Dataset excerpt »
- - - -

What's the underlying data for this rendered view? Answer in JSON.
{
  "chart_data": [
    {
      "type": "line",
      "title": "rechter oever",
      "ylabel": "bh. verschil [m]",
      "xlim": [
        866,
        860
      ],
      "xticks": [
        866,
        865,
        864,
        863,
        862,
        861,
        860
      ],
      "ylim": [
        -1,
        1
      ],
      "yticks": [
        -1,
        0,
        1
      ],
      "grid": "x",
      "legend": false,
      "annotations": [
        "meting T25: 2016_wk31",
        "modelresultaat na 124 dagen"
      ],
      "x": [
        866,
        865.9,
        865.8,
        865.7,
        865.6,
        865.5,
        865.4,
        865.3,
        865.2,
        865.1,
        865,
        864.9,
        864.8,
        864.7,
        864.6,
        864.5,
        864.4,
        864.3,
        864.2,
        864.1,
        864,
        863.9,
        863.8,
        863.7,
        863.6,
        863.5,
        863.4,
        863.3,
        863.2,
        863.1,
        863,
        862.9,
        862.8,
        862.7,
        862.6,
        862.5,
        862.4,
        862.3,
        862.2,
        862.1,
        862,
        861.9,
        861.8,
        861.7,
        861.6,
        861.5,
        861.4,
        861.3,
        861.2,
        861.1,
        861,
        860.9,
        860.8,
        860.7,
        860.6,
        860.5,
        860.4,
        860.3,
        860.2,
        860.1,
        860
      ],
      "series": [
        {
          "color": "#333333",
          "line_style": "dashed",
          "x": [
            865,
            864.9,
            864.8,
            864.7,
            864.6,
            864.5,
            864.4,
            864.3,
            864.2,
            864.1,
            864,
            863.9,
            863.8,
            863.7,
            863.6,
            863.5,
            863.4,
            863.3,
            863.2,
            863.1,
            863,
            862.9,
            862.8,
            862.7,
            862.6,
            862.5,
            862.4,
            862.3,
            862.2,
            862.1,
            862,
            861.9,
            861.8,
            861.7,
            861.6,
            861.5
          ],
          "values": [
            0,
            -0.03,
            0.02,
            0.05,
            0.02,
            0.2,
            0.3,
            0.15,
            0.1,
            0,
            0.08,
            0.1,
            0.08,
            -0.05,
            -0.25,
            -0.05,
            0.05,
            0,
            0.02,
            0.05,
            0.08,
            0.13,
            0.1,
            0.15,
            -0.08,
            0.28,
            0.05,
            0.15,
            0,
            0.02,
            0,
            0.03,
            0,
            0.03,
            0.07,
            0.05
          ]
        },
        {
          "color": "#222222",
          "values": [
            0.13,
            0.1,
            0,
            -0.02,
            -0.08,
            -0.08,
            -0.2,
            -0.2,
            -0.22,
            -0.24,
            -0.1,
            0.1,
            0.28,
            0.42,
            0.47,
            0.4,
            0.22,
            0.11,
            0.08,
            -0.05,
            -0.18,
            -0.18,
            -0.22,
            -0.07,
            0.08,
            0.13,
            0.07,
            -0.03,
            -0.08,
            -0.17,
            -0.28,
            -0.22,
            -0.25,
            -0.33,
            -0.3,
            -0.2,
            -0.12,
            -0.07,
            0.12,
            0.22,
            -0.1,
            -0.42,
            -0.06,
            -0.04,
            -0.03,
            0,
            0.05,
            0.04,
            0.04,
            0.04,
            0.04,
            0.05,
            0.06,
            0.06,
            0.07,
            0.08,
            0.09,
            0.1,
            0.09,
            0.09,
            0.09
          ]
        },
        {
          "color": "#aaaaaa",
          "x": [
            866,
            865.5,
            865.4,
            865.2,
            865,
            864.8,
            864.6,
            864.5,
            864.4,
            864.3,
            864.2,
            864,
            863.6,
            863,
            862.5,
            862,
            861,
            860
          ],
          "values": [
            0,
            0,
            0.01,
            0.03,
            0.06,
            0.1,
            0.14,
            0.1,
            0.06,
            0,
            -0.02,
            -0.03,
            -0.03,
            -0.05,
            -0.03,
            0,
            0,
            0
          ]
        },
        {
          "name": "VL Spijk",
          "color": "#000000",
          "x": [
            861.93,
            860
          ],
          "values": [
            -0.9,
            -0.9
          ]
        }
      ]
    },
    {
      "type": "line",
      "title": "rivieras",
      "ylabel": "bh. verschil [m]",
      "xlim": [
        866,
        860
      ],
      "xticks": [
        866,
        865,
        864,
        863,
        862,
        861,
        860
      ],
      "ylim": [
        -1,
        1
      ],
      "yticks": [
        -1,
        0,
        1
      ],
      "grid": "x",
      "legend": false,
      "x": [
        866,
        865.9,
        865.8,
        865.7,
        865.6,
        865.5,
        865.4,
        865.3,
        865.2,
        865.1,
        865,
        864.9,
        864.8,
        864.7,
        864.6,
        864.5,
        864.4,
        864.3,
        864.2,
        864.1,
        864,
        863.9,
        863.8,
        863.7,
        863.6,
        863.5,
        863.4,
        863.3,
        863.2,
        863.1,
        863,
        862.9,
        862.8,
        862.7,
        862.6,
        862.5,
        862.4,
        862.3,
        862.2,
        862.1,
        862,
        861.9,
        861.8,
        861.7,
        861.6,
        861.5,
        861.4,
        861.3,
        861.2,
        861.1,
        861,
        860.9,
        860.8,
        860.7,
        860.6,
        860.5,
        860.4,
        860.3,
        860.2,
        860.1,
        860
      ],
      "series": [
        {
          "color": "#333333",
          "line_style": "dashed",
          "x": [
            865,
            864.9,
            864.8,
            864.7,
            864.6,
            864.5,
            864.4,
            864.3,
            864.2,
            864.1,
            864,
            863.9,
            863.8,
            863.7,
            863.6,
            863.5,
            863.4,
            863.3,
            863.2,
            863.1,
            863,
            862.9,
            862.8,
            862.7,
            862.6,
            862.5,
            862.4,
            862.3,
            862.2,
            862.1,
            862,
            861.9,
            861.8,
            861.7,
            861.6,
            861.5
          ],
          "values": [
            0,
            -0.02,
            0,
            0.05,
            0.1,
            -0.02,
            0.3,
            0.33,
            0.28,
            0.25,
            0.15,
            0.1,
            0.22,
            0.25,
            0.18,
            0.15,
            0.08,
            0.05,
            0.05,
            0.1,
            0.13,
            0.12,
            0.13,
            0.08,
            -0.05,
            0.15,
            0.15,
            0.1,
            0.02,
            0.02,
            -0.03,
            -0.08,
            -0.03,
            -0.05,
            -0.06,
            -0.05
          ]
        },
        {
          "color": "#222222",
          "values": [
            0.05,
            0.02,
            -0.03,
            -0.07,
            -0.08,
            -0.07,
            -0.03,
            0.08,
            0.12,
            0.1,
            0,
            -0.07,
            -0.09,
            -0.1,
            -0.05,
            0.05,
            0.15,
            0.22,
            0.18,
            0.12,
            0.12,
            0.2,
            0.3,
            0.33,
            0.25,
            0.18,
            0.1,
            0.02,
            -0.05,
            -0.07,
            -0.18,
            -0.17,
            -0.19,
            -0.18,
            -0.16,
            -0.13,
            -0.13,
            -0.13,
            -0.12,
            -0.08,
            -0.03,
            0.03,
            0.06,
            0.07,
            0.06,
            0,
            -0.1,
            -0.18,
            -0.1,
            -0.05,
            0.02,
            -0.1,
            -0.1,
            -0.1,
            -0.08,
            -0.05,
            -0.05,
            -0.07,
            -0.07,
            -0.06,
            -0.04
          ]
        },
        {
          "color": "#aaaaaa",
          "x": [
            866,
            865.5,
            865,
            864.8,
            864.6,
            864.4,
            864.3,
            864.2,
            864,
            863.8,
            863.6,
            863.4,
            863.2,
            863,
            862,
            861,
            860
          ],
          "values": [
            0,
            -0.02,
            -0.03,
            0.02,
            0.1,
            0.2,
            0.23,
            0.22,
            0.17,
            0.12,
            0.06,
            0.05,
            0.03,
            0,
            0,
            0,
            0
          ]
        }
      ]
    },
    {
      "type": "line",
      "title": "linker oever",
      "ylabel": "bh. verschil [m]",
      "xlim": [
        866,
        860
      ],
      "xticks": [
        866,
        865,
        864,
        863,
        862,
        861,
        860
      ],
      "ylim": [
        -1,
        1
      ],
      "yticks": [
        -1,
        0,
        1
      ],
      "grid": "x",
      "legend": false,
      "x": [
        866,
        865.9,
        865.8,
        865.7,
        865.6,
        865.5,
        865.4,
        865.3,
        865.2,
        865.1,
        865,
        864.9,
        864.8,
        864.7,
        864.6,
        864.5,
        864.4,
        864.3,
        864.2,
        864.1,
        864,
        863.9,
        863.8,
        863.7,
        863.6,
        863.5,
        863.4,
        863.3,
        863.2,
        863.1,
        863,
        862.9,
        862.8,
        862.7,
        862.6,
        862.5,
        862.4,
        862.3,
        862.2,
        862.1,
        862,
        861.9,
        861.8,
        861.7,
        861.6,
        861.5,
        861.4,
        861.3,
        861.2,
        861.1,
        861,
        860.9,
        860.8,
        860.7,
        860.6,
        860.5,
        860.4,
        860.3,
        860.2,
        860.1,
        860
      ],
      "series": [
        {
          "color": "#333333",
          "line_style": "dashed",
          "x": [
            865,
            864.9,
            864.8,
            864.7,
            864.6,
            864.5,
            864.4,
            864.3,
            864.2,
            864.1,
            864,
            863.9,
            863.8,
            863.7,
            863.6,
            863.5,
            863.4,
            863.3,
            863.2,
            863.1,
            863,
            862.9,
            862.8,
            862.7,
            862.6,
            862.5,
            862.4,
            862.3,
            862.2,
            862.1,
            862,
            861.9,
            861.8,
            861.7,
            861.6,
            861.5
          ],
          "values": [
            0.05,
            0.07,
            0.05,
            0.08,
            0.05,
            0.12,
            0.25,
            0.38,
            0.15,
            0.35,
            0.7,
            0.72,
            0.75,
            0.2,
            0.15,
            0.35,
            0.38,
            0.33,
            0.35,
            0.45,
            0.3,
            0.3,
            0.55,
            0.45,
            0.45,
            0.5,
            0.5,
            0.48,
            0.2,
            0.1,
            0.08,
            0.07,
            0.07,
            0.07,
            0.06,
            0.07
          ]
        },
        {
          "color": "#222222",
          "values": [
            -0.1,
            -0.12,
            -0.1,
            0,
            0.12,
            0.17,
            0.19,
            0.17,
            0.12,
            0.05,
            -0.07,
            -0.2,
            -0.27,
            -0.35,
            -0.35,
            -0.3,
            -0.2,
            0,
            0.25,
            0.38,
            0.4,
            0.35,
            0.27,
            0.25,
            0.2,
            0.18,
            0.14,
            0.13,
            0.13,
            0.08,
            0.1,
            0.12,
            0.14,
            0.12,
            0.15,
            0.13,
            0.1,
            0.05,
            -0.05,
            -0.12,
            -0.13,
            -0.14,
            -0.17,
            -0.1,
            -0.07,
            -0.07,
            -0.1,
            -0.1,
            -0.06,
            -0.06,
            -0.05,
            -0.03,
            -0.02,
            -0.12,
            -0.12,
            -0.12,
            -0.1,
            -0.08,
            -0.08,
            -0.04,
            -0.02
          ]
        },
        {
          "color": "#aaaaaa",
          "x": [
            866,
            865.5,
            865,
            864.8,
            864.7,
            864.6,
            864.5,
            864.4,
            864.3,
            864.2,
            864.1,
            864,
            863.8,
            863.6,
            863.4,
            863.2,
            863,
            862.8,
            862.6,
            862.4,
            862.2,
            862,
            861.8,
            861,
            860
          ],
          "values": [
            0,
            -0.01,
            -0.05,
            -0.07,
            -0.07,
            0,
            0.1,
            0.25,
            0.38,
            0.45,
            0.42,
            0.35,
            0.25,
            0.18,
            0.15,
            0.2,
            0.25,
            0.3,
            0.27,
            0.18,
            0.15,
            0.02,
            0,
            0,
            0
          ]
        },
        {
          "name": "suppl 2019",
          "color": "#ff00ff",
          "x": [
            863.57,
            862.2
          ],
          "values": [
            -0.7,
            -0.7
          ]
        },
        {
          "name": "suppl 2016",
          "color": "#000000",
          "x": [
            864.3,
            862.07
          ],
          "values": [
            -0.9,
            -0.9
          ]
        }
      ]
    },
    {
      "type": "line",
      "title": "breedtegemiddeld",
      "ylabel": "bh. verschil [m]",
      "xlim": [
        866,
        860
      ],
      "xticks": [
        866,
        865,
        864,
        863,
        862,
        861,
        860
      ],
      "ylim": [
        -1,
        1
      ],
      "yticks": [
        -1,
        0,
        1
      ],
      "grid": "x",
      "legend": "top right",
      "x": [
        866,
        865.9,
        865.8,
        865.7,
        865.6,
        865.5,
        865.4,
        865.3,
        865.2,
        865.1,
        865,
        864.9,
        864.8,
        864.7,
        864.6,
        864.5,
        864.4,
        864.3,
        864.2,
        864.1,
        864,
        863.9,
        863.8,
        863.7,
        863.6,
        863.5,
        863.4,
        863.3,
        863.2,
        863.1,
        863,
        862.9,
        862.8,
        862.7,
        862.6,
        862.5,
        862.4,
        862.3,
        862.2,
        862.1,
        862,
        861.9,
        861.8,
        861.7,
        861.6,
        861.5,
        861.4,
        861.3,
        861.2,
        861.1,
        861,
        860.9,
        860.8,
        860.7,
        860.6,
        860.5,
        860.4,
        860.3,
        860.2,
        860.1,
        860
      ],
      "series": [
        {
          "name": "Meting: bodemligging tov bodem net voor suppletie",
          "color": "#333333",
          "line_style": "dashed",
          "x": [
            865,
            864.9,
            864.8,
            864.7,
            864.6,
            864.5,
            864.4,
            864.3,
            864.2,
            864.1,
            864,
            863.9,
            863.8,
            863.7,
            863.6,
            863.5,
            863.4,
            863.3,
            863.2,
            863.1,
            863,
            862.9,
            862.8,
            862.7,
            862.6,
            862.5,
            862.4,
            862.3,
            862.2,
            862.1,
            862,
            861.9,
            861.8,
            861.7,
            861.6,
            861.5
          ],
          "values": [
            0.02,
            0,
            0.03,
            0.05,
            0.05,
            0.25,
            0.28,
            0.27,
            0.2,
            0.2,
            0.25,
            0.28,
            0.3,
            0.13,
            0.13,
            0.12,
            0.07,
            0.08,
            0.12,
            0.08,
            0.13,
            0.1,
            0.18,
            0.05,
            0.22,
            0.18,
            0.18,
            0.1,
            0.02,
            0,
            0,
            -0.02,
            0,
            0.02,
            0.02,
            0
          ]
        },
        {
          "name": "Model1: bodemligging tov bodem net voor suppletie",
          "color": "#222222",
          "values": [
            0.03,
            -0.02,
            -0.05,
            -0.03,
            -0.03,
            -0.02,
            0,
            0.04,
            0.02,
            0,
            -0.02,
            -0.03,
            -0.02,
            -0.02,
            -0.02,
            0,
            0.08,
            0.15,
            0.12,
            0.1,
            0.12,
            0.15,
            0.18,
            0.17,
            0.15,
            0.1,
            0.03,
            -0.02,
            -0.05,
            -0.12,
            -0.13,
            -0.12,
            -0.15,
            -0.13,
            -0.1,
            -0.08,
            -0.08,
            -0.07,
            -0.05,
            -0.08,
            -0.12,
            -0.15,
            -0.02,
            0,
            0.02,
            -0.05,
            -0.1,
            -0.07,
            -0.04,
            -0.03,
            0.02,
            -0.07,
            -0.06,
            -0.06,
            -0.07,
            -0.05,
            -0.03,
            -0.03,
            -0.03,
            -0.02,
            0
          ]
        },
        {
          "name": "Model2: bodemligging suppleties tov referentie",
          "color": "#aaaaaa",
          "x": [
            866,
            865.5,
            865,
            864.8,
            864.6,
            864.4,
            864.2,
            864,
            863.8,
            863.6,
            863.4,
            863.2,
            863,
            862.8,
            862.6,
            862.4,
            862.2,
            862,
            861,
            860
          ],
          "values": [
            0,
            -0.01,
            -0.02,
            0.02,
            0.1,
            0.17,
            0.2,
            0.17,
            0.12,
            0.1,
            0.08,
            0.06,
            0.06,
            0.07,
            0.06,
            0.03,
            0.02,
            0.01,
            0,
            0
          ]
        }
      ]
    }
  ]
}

- - - -

REQUIRED TASK » Copy out each line of the records that holds the string "oever".

SOLVED PROBLEM »
      "title": "rechter oever",
      "title": "linker oever",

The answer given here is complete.